--- Begin DATA ROWS ---
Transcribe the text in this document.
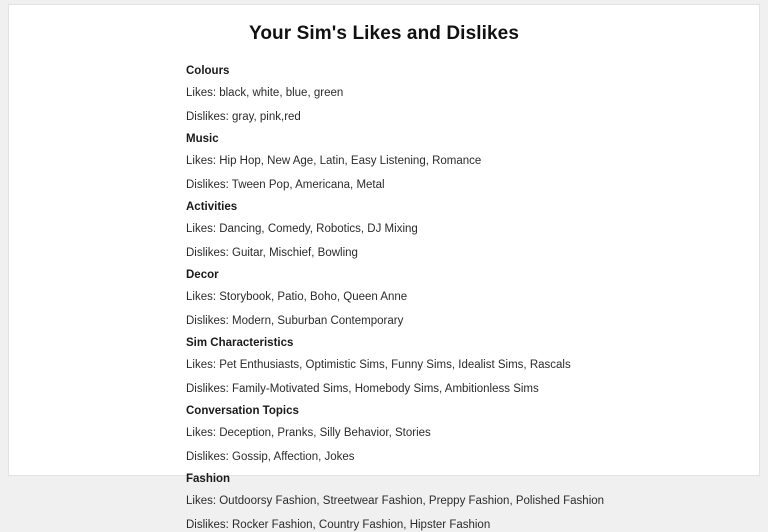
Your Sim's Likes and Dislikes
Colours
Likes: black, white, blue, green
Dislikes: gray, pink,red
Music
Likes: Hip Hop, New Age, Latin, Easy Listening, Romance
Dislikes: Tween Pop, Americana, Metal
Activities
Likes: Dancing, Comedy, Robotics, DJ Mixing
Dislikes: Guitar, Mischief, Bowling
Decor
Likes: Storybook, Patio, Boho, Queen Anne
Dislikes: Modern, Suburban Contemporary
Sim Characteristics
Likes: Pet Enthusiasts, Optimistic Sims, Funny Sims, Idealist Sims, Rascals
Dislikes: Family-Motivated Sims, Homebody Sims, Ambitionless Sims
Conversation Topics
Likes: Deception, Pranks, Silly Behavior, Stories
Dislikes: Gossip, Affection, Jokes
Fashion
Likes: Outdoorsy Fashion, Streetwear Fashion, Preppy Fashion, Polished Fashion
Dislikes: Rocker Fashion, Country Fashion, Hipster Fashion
--- End DATA ROWS ---
--- Begin DATA ROWS ---
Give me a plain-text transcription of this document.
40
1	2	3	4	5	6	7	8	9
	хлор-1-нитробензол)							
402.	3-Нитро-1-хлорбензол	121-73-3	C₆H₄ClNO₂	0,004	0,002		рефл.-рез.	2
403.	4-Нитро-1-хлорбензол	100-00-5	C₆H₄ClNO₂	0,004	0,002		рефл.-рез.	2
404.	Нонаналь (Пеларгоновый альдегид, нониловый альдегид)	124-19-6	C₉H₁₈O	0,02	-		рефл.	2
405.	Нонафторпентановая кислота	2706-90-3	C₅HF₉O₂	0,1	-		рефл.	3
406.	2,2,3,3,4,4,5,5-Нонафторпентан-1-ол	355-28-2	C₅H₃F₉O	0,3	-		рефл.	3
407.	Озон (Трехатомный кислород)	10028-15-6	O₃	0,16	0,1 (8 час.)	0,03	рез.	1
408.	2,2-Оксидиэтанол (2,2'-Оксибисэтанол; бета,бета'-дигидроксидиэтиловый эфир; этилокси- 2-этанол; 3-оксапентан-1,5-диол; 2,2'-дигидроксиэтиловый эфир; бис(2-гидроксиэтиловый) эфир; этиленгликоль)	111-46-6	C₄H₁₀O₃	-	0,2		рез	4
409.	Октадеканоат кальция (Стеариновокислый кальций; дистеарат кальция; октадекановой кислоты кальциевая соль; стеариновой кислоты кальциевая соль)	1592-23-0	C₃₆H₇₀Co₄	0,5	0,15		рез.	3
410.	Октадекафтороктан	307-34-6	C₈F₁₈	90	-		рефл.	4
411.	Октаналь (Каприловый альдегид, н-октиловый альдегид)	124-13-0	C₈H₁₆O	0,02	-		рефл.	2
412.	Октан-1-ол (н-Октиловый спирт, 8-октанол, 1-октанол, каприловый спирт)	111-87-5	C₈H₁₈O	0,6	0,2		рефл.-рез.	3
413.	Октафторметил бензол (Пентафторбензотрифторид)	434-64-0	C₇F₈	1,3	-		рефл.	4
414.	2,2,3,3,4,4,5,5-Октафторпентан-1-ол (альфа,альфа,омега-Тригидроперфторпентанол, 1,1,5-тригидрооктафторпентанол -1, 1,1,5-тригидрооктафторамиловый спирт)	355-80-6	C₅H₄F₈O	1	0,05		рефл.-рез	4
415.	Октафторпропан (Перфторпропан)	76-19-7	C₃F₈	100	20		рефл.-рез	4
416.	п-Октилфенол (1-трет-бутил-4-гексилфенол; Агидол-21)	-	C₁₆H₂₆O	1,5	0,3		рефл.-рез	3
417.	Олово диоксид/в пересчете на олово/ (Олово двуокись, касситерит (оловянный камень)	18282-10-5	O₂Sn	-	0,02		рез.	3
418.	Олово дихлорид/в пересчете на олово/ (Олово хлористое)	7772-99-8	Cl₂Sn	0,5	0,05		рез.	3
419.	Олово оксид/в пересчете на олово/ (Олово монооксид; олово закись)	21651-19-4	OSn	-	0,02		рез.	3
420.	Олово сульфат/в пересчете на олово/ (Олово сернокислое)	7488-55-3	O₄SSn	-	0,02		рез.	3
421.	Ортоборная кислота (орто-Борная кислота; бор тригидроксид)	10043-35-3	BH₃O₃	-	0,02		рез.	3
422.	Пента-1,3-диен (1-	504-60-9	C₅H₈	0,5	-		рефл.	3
--- End DATA ROWS ---
GIVEN INSTRUCTION
Which lines contain "Fashion"? Copy each of them.

FULL SOLUTION
Fashion
Likes: Outdoorsy Fashion, Streetwear Fashion, Preppy Fashion, Polished Fashion
Dislikes: Rocker Fashion, Country Fashion, Hipster Fashion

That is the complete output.